**Excerpted text**
# heat



## kevin marks (Nov 9, 2010)

ive been looking at heating and hot water systems and it seems as though the ebarspracher system is a good bet anyone know the pros and cons


----------



## NicknClair (Nov 9, 2010)

*Dual Top Concept*

Take a look at the link below;
Webasto Caravan :: Home

Have removed Truma from the Swift, now have RHA102 Dual Top. No regrets as use the van all year round, so van hardly using Gas/12V plus the fact it can be used whilst driving. Sold the old Truma on that well known Internet Auction site, so recovered some of the costs in swapping it. They do have a great range of Heating only options too, but have always fitted Webasto, in the last self-build and now the Swift.

Rgs

Nick

P.S Article in July issue of MMM mag (available on Webasto's main website), welcome for demo if you are in Somerset area at any time


----------



## kenjones (Nov 9, 2010)

My van is fitted with an Eberspacher D2 heater which heats the vehicle via blown air and deisel from the main fuel tank. It is efficient and doesn't seem to use a lot of fuel.
Fairly quiet inside the van but quite noisy outside.
The truma water heater works well on gas or mains hook up.


----------



## kevin marks (Nov 9, 2010)

*hi*

how much did this system cost you


----------



## NicknClair (Nov 9, 2010)

kenjones said:


> My van is fitted with an Eberspacher D2 heater which heats the vehicle via blown air and deisel from the main fuel tank. It is efficient and doesn't seem to use a lot of fuel.
> Fairly quiet inside the van but quite noisy outside.
> The truma water heater works well on gas or mains hook up.


 
The reason for changing to Webasto was the amount of Gas I was using in the Winter (averaging 13kg every 7-10 days between end of Nov and Feb). Also picked on Dual Top, as noise levels are extremely low inside and out (unit is a specific RV/motorhome Heater unit), plus liked the Mains feature when van outside house on hook up. 
Fuel take off on the Fiat tank stops a 1/4, stopping us from running out of diesel but to be fair the use has not been noticable.
Looked at D2 couple of years ago when we were setting up our heater options but didn't like 12v useage as seems fairly high. Autocruise customer's of ours also had similar comments and were fitting more leisure batteries to compensate.


----------



## kevin marks (Nov 9, 2010)

so am i right in saying whilst wild camping its powered by diesel and at campsite its powered by mains electric not diesel


----------



## NicknClair (Nov 9, 2010)

kevin marks said:


> so am i right in saying whilst wild camping its powered by diesel and at campsite its powered by mains electric not diesel


 
That's correct, the source on the dual top can be done with the following combinations;

Diesel Only - No Mains Present
Diesel and 1KW electric (Low Campsite Supply i.e EU countries)
1-2kw Electric.


----------



## kevin marks (Nov 9, 2010)

great thanks what about price i suppose fitted would be in the £3000 margin


----------



## NicknClair (Nov 9, 2010)

**Prompt a**
From the entries, extract the lines from the one containing "Segment this screenshot: for" to the one containing "legend-swatch [447,196,467,198]", both included, reproducing them verbatim. Omit the pictures from your answer.
The heating thread above and the entries that follow are unrelated to each other.

**Data**
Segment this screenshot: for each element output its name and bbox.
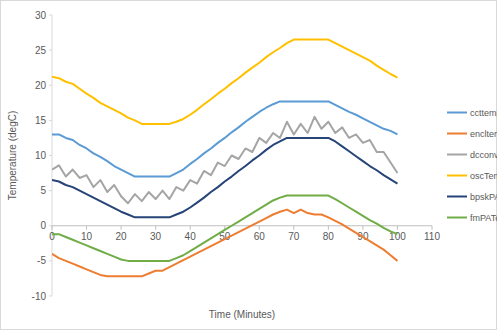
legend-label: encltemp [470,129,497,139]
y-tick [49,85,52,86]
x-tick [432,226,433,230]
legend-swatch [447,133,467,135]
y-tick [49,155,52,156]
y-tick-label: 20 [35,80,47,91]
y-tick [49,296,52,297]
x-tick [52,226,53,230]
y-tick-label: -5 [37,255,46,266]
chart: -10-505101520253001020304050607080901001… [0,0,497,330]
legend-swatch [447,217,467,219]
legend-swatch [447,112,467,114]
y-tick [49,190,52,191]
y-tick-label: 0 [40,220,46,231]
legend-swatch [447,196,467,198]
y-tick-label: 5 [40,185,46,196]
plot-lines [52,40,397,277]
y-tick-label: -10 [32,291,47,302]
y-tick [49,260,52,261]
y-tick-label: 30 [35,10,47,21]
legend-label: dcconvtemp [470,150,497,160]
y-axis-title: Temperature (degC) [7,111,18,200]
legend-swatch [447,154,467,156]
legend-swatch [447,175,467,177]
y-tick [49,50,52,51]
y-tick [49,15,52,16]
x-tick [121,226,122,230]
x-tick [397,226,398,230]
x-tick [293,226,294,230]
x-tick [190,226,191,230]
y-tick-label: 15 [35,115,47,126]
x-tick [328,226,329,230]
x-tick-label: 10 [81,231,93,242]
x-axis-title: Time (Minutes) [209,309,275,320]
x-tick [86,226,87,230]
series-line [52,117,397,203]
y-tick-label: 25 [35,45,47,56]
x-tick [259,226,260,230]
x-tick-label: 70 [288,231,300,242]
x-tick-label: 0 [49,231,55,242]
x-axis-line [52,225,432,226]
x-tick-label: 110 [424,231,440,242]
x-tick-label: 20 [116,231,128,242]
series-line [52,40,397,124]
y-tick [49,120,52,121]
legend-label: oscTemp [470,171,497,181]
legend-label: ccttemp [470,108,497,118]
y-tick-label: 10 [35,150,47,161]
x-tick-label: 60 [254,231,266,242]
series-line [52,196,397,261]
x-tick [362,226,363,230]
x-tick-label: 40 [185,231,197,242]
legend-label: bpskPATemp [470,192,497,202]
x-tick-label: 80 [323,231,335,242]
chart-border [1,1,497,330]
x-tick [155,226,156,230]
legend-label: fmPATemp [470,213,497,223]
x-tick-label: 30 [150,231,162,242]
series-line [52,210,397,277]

...

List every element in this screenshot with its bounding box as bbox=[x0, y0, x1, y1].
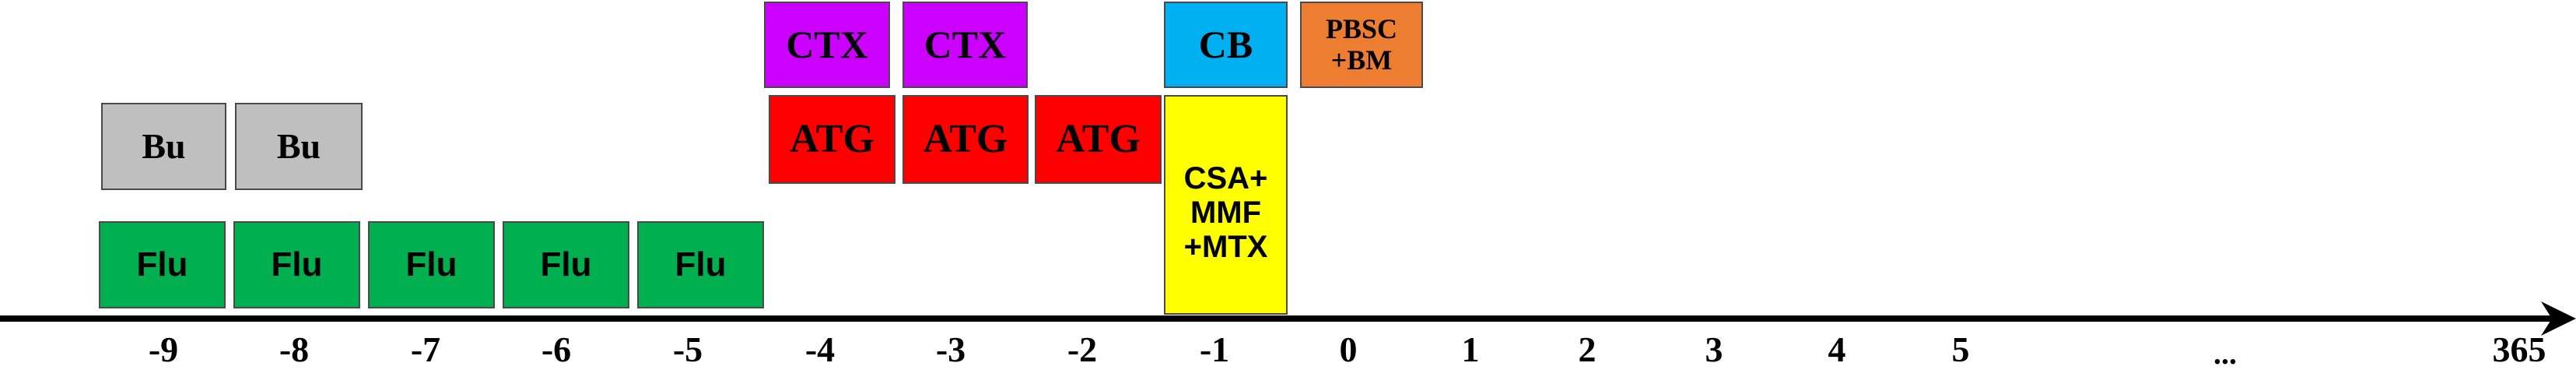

**Prompt b**
In the heating thread, what reason does NicknClair give for changing to Webasto?

**Complete output a**
Segment this screenshot: for each element output its name and bbox.
legend-label: encltemp [470,129,497,139]
y-tick [49,85,52,86]
x-tick [432,226,433,230]
legend-swatch [447,133,467,135]
y-tick [49,155,52,156]
y-tick-label: 20 [35,80,47,91]
y-tick [49,296,52,297]
x-tick [52,226,53,230]
y-tick-label: -5 [37,255,46,266]
chart: -10-505101520253001020304050607080901001… [0,0,497,330]
legend-swatch [447,217,467,219]
legend-swatch [447,112,467,114]
y-tick [49,190,52,191]
y-tick-label: 0 [40,220,46,231]
legend-swatch [447,196,467,198]

**Complete output b**
The amount of gas being used in winter, averaging 13kg every 7-10 days between the end of November and February.